[Stored entries]
▬▬▬▬▬▬
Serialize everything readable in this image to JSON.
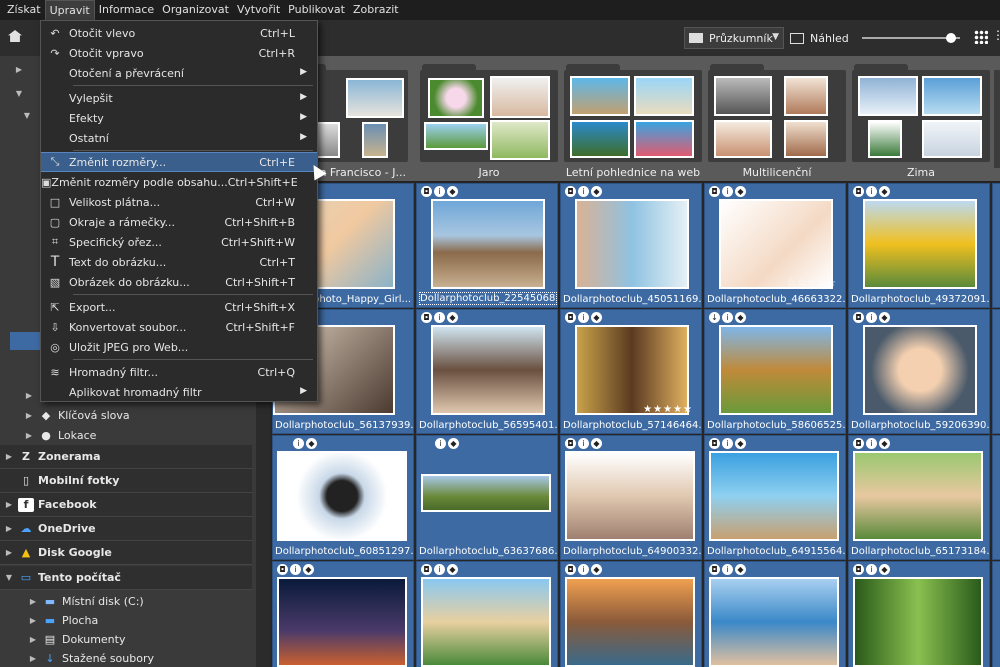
{
  "menubar": [
    "Získat",
    "Upravit",
    "Informace",
    "Organizovat",
    "Vytvořit",
    "Publikovat",
    "Zobrazit"
  ],
  "toolbar": {
    "explorer_label": "Průzkumník",
    "preview_label": "Náhled"
  },
  "dropdown": {
    "items": [
      {
        "label": "Otočit vlevo",
        "shortcut": "Ctrl+L",
        "icon": "rotate-left-icon"
      },
      {
        "label": "Otočit vpravo",
        "shortcut": "Ctrl+R",
        "icon": "rotate-right-icon"
      },
      {
        "label": "Otočení a převrácení",
        "submenu": true
      },
      {
        "label": "Vylepšit",
        "submenu": true
      },
      {
        "label": "Efekty",
        "submenu": true
      },
      {
        "label": "Ostatní",
        "submenu": true
      },
      {
        "label": "Změnit rozměry...",
        "shortcut": "Ctrl+E",
        "icon": "resize-icon",
        "highlighted": true
      },
      {
        "label": "Změnit rozměry podle obsahu...",
        "shortcut": "Ctrl+Shift+E",
        "icon": "smart-resize-icon"
      },
      {
        "label": "Velikost plátna...",
        "shortcut": "Ctrl+W",
        "icon": "canvas-size-icon"
      },
      {
        "label": "Okraje a rámečky...",
        "shortcut": "Ctrl+Shift+B",
        "icon": "frame-icon"
      },
      {
        "label": "Specifický ořez...",
        "shortcut": "Ctrl+Shift+W",
        "icon": "crop-icon"
      },
      {
        "label": "Text do obrázku...",
        "shortcut": "Ctrl+T",
        "icon": "text-icon"
      },
      {
        "label": "Obrázek do obrázku...",
        "shortcut": "Ctrl+Shift+T",
        "icon": "image-in-image-icon"
      },
      {
        "label": "Export...",
        "shortcut": "Ctrl+Shift+X",
        "icon": "export-icon"
      },
      {
        "label": "Konvertovat soubor...",
        "shortcut": "Ctrl+Shift+F",
        "icon": "convert-icon"
      },
      {
        "label": "Uložit JPEG pro Web...",
        "icon": "save-web-icon"
      },
      {
        "label": "Hromadný filtr...",
        "shortcut": "Ctrl+Q",
        "icon": "batch-filter-icon"
      },
      {
        "label": "Aplikovat hromadný filtr",
        "submenu": true
      }
    ]
  },
  "sidebar": {
    "items": [
      {
        "label": "Klíčová slova",
        "icon": "tag-icon"
      },
      {
        "label": "Lokace",
        "icon": "location-icon"
      },
      {
        "label": "Zonerama",
        "icon": "zonerama-icon",
        "section": true
      },
      {
        "label": "Mobilní fotky",
        "icon": "phone-icon",
        "section": true
      },
      {
        "label": "Facebook",
        "icon": "facebook-icon",
        "section": true
      },
      {
        "label": "OneDrive",
        "icon": "onedrive-icon",
        "section": true
      },
      {
        "label": "Disk Google",
        "icon": "google-drive-icon",
        "section": true
      },
      {
        "label": "Tento počítač",
        "icon": "computer-icon",
        "section": true
      },
      {
        "label": "Místní disk (C:)",
        "icon": "drive-icon"
      },
      {
        "label": "Plocha",
        "icon": "desktop-icon"
      },
      {
        "label": "Dokumenty",
        "icon": "documents-icon"
      },
      {
        "label": "Stažené soubory",
        "icon": "download-icon"
      }
    ]
  },
  "folders": [
    "San Francisco - J...",
    "Jaro",
    "Letní pohlednice na web",
    "Multilicenční",
    "Zima"
  ],
  "tiles": [
    {
      "caption": "photo_Happy_Girl..."
    },
    {
      "caption": "Dollarphotoclub_22545068....",
      "selected": true
    },
    {
      "caption": "Dollarphotoclub_45051169...."
    },
    {
      "caption": "Dollarphotoclub_46663322....",
      "stars": "☆☆☆☆☆"
    },
    {
      "caption": "Dollarphotoclub_49372091...."
    },
    {
      "caption": "Dollarphotoclub_56137939...."
    },
    {
      "caption": "Dollarphotoclub_56595401...."
    },
    {
      "caption": "Dollarphotoclub_57146464....",
      "stars": "★★★★★"
    },
    {
      "caption": "Dollarphotoclub_58606525...."
    },
    {
      "caption": "Dollarphotoclub_59206390...."
    },
    {
      "caption": "Dollarphotoclub_60851297...."
    },
    {
      "caption": "Dollarphotoclub_63637686...."
    },
    {
      "caption": "Dollarphotoclub_64900332...."
    },
    {
      "caption": "Dollarphotoclub_64915564...."
    },
    {
      "caption": "Dollarphotoclub_65173184...."
    },
    {
      "caption": ""
    },
    {
      "caption": ""
    },
    {
      "caption": ""
    },
    {
      "caption": "",
      "stars": "★★★"
    },
    {
      "caption": ""
    }
  ],
  "colors": {
    "accent": "#3d6aa3",
    "highlight": "#3a5f8c"
  }
}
▬▬▬▬▬▬
WHAT THIS TASK INVOLVES: Output the data exactly. Pictures don't belong in the result.

OUTPUT OF THE EXERCISE:
Serialize everything readable in this image to JSON.
{
  "menubar": [
    "Získat",
    "Upravit",
    "Informace",
    "Organizovat",
    "Vytvořit",
    "Publikovat",
    "Zobrazit"
  ],
  "toolbar": {
    "explorer_label": "Průzkumník",
    "preview_label": "Náhled"
  },
  "dropdown": {
    "items": [
      {
        "label": "Otočit vlevo",
        "shortcut": "Ctrl+L",
        "icon": "rotate-left-icon"
      },
      {
        "label": "Otočit vpravo",
        "shortcut": "Ctrl+R",
        "icon": "rotate-right-icon"
      },
      {
        "label": "Otočení a převrácení",
        "submenu": true
      },
      {
        "label": "Vylepšit",
        "submenu": true
      },
      {
        "label": "Efekty",
        "submenu": true
      },
      {
        "label": "Ostatní",
        "submenu": true
      },
      {
        "label": "Změnit rozměry...",
        "shortcut": "Ctrl+E",
        "icon": "resize-icon",
        "highlighted": true
      },
      {
        "label": "Změnit rozměry podle obsahu...",
        "shortcut": "Ctrl+Shift+E",
        "icon": "smart-resize-icon"
      },
      {
        "label": "Velikost plátna...",
        "shortcut": "Ctrl+W",
        "icon": "canvas-size-icon"
      },
      {
        "label": "Okraje a rámečky...",
        "shortcut": "Ctrl+Shift+B",
        "icon": "frame-icon"
      },
      {
        "label": "Specifický ořez...",
        "shortcut": "Ctrl+Shift+W",
        "icon": "crop-icon"
      },
      {
        "label": "Text do obrázku...",
        "shortcut": "Ctrl+T",
        "icon": "text-icon"
      },
      {
        "label": "Obrázek do obrázku...",
        "shortcut": "Ctrl+Shift+T",
        "icon": "image-in-image-icon"
      },
      {
        "label": "Export...",
        "shortcut": "Ctrl+Shift+X",
        "icon": "export-icon"
      },
      {
        "label": "Konvertovat soubor...",
        "shortcut": "Ctrl+Shift+F",
        "icon": "convert-icon"
      },
      {
        "label": "Uložit JPEG pro Web...",
        "icon": "save-web-icon"
      },
      {
        "label": "Hromadný filtr...",
        "shortcut": "Ctrl+Q",
        "icon": "batch-filter-icon"
      },
      {
        "label": "Aplikovat hromadný filtr",
        "submenu": true
      }
    ]
  },
  "sidebar": {
    "items": [
      {
        "label": "Klíčová slova",
        "icon": "tag-icon"
      },
      {
        "label": "Lokace",
        "icon": "location-icon"
      },
      {
        "label": "Zonerama",
        "icon": "zonerama-icon",
        "section": true
      },
      {
        "label": "Mobilní fotky",
        "icon": "phone-icon",
        "section": true
      },
      {
        "label": "Facebook",
        "icon": "facebook-icon",
        "section": true
      },
      {
        "label": "OneDrive",
        "icon": "onedrive-icon",
        "section": true
      },
      {
        "label": "Disk Google",
        "icon": "google-drive-icon",
        "section": true
      },
      {
        "label": "Tento počítač",
        "icon": "computer-icon",
        "section": true
      },
      {
        "label": "Místní disk (C:)",
        "icon": "drive-icon"
      },
      {
        "label": "Plocha",
        "icon": "desktop-icon"
      },
      {
        "label": "Dokumenty",
        "icon": "documents-icon"
      },
      {
        "label": "Stažené soubory",
        "icon": "download-icon"
      }
    ]
  },
  "folders": [
    "San Francisco - J...",
    "Jaro",
    "Letní pohlednice na web",
    "Multilicenční",
    "Zima"
  ],
  "tiles": [
    {
      "caption": "photo_Happy_Girl..."
    },
    {
      "caption": "Dollarphotoclub_22545068....",
      "selected": true
    },
    {
      "caption": "Dollarphotoclub_45051169...."
    },
    {
      "caption": "Dollarphotoclub_46663322....",
      "stars": "☆☆☆☆☆"
    },
    {
      "caption": "Dollarphotoclub_49372091...."
    },
    {
      "caption": "Dollarphotoclub_56137939...."
    },
    {
      "caption": "Dollarphotoclub_56595401...."
    },
    {
      "caption": "Dollarphotoclub_57146464....",
      "stars": "★★★★★"
    },
    {
      "caption": "Dollarphotoclub_58606525...."
    },
    {
      "caption": "Dollarphotoclub_59206390...."
    },
    {
      "caption": "Dollarphotoclub_60851297...."
    },
    {
      "caption": "Dollarphotoclub_63637686...."
    },
    {
      "caption": "Dollarphotoclub_64900332...."
    },
    {
      "caption": "Dollarphotoclub_64915564...."
    },
    {
      "caption": "Dollarphotoclub_65173184...."
    },
    {
      "caption": ""
    },
    {
      "caption": ""
    },
    {
      "caption": ""
    },
    {
      "caption": "",
      "stars": "★★★"
    },
    {
      "caption": ""
    }
  ],
  "colors": {
    "accent": "#3d6aa3",
    "highlight": "#3a5f8c"
  }
}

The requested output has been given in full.